Data shown:
______________________________

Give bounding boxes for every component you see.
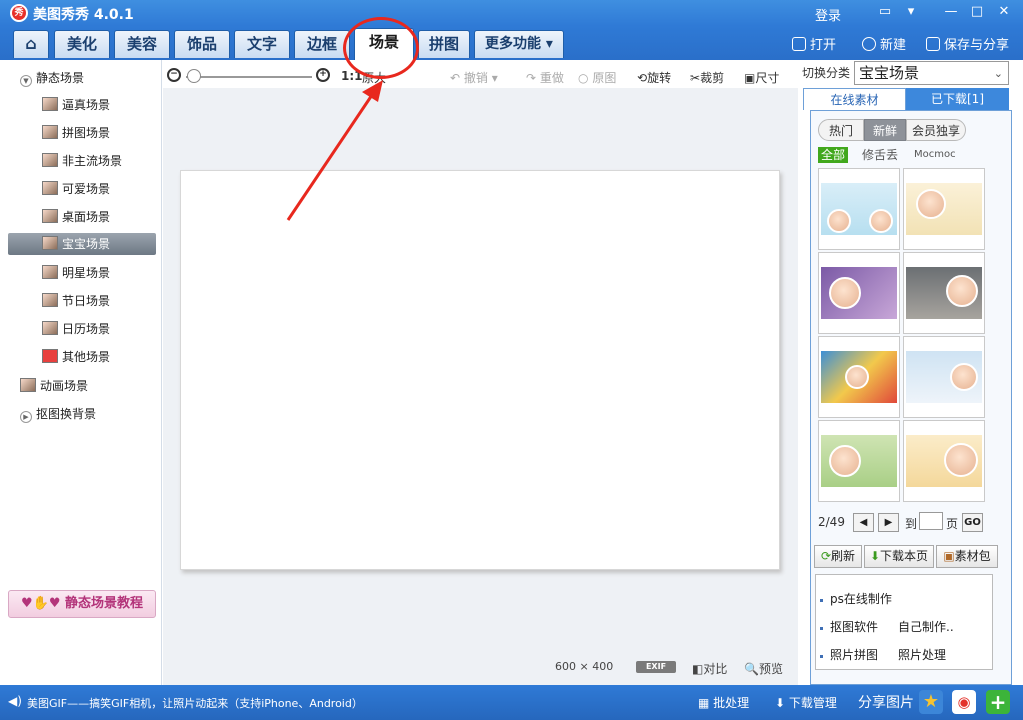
- annotation-arrow: [286, 80, 383, 221]
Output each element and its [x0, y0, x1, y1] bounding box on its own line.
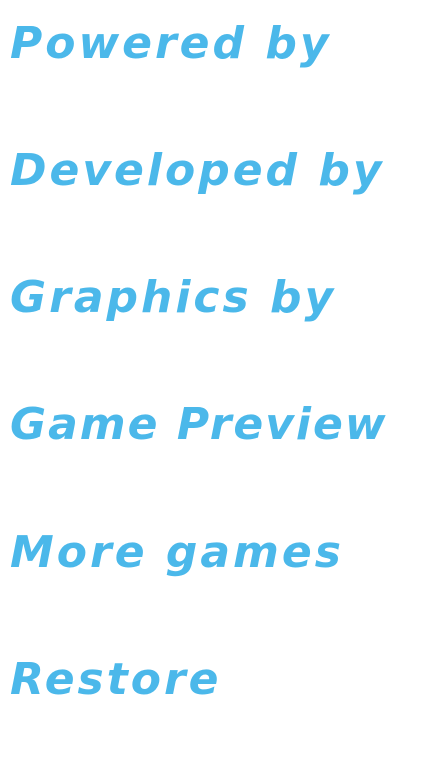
restore-button[interactable]: Restore: [10, 652, 222, 708]
game-preview-button[interactable]: Game Preview: [10, 397, 388, 453]
more-games-button[interactable]: More games: [10, 525, 344, 581]
developed-by-button[interactable]: Developed by: [10, 143, 385, 199]
credits-menu: Powered by Developed by Graphics by Game…: [0, 0, 430, 774]
powered-by-button[interactable]: Powered by: [10, 16, 332, 72]
graphics-by-button[interactable]: Graphics by: [10, 270, 336, 326]
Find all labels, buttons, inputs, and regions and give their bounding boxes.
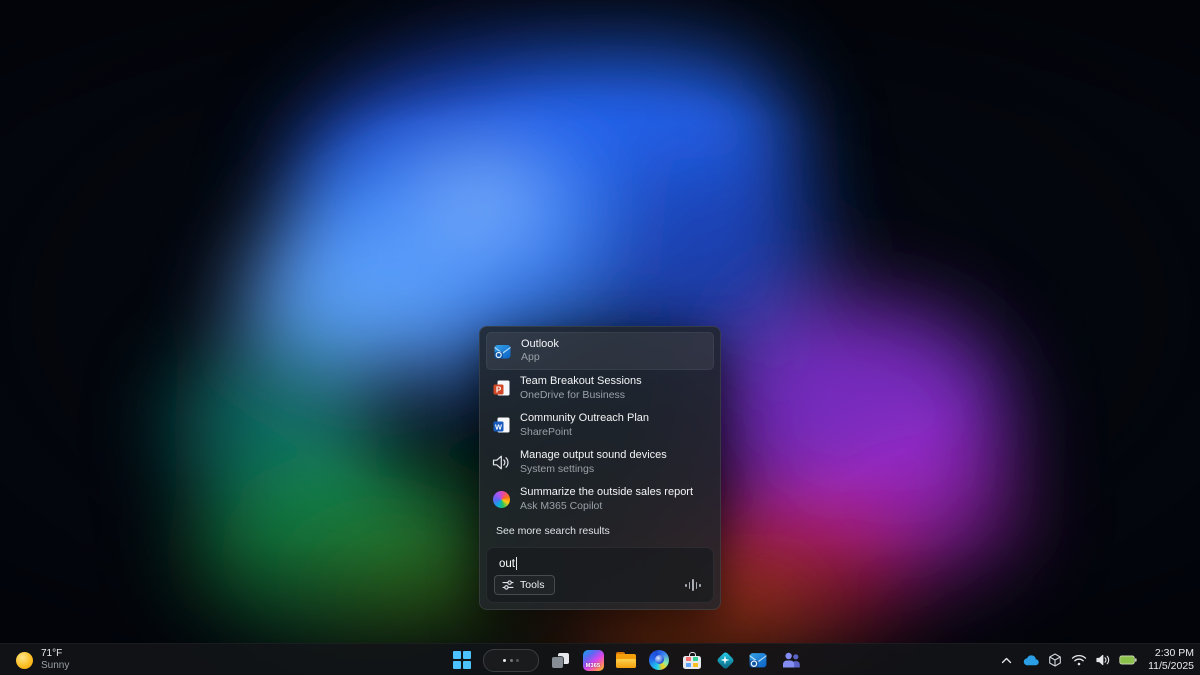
system-tray: 2:30 PM 11/5/2025 xyxy=(998,644,1194,675)
result-subtitle: OneDrive for Business xyxy=(520,389,642,402)
m365-copilot-app-button[interactable]: M365 xyxy=(581,647,605,673)
see-more-search-results-link[interactable]: See more search results xyxy=(496,525,709,537)
chevron-up-icon[interactable] xyxy=(998,648,1014,672)
taskbar-clock[interactable]: 2:30 PM 11/5/2025 xyxy=(1148,647,1194,673)
voice-waveform-icon[interactable] xyxy=(685,578,701,592)
desktop: Outlook App P Team Breakout Sessions One… xyxy=(0,0,1200,675)
wifi-icon[interactable] xyxy=(1071,648,1087,672)
copilot-sparkle-app-button[interactable] xyxy=(713,647,737,673)
task-view-button[interactable] xyxy=(548,647,572,673)
powerpoint-file-icon: P xyxy=(491,379,511,399)
teams-icon xyxy=(782,652,801,668)
weather-condition: Sunny xyxy=(41,660,69,672)
result-title: Community Outreach Plan xyxy=(520,412,649,426)
search-result-outlook[interactable]: Outlook App xyxy=(486,332,714,370)
tools-button-label: Tools xyxy=(520,579,545,591)
teams-app-button[interactable] xyxy=(779,647,803,673)
outlook-icon xyxy=(492,341,512,361)
search-result-team-breakout-sessions[interactable]: P Team Breakout Sessions OneDrive for Bu… xyxy=(486,370,714,407)
task-view-icon xyxy=(552,653,569,668)
typing-dot xyxy=(510,659,513,662)
result-title: Summarize the outside sales report xyxy=(520,486,693,500)
search-result-summarize-outside-sales-report[interactable]: Summarize the outside sales report Ask M… xyxy=(486,481,714,518)
edge-browser-button[interactable] xyxy=(647,647,671,673)
outlook-app-button[interactable] xyxy=(746,647,770,673)
outlook-icon xyxy=(748,650,768,670)
sliders-icon xyxy=(502,579,514,591)
microsoft-store-icon xyxy=(683,652,701,669)
m365-copilot-icon: M365 xyxy=(583,650,604,671)
svg-text:P: P xyxy=(495,385,501,394)
search-result-community-outreach-plan[interactable]: W Community Outreach Plan SharePoint xyxy=(486,407,714,444)
search-result-manage-output-sound-devices[interactable]: Manage output sound devices System setti… xyxy=(486,444,714,481)
file-explorer-button[interactable] xyxy=(614,647,638,673)
taskbar: 71°F Sunny M365 xyxy=(0,643,1200,675)
search-flyout-panel: Outlook App P Team Breakout Sessions One… xyxy=(479,326,721,610)
search-input[interactable]: out Tools xyxy=(486,547,714,603)
weather-widget[interactable]: 71°F Sunny xyxy=(0,644,83,675)
typing-dot xyxy=(516,659,519,662)
start-button[interactable] xyxy=(450,647,474,673)
sparkle-app-icon xyxy=(715,650,736,671)
onedrive-icon[interactable] xyxy=(1022,648,1039,672)
search-input-text: out xyxy=(487,548,713,570)
result-subtitle: Ask M365 Copilot xyxy=(520,500,693,513)
result-subtitle: App xyxy=(521,351,559,364)
search-query-text: out xyxy=(499,558,515,570)
result-subtitle: System settings xyxy=(520,463,667,476)
sun-icon xyxy=(16,652,33,669)
tray-time: 2:30 PM xyxy=(1155,647,1194,660)
battery-icon[interactable] xyxy=(1119,648,1137,672)
speaker-icon xyxy=(491,453,511,473)
m365-label: M365 xyxy=(583,663,604,669)
tools-button[interactable]: Tools xyxy=(494,575,555,595)
word-file-icon: W xyxy=(491,416,511,436)
edge-browser-icon xyxy=(649,650,669,670)
weather-temperature: 71°F xyxy=(41,648,69,660)
result-title: Team Breakout Sessions xyxy=(520,375,642,389)
microsoft-store-button[interactable] xyxy=(680,647,704,673)
text-caret xyxy=(516,557,517,570)
result-title: Manage output sound devices xyxy=(520,449,667,463)
result-title: Outlook xyxy=(521,338,559,352)
taskbar-center-icons: M365 xyxy=(450,644,803,675)
volume-icon[interactable] xyxy=(1095,648,1111,672)
typing-dot xyxy=(503,659,506,662)
svg-text:W: W xyxy=(495,422,502,431)
taskbar-search-pill[interactable] xyxy=(483,649,539,672)
result-subtitle: SharePoint xyxy=(520,426,649,439)
tray-date: 11/5/2025 xyxy=(1148,660,1194,673)
copilot-icon xyxy=(491,490,511,510)
windows-logo-icon xyxy=(453,651,472,670)
system-hexagon-icon[interactable] xyxy=(1047,648,1063,672)
file-explorer-icon xyxy=(616,652,636,668)
search-results-list: Outlook App P Team Breakout Sessions One… xyxy=(480,327,720,539)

______________________________

Task requirements: Copy the material from the line with "restore-button[interactable]: Restore: [10, 652, 222, 708]" to the line with "Find all labels, buttons, inputs, and" verbatim, keeping each line as it is.

Exercise solution:
restore-button[interactable]: Restore: [10, 652, 222, 708]
game-preview-button[interactable]: Game Preview: [10, 397, 388, 453]
more-games-button[interactable]: More games: [10, 525, 344, 581]
developed-by-button[interactable]: Developed by: [10, 143, 385, 199]
credits-menu: Powered by Developed by Graphics by Game…: [0, 0, 430, 774]
powered-by-button[interactable]: Powered by: [10, 16, 332, 72]
graphics-by-button[interactable]: Graphics by: [10, 270, 336, 326]
Find all labels, buttons, inputs, and regions and give their bounding boxes.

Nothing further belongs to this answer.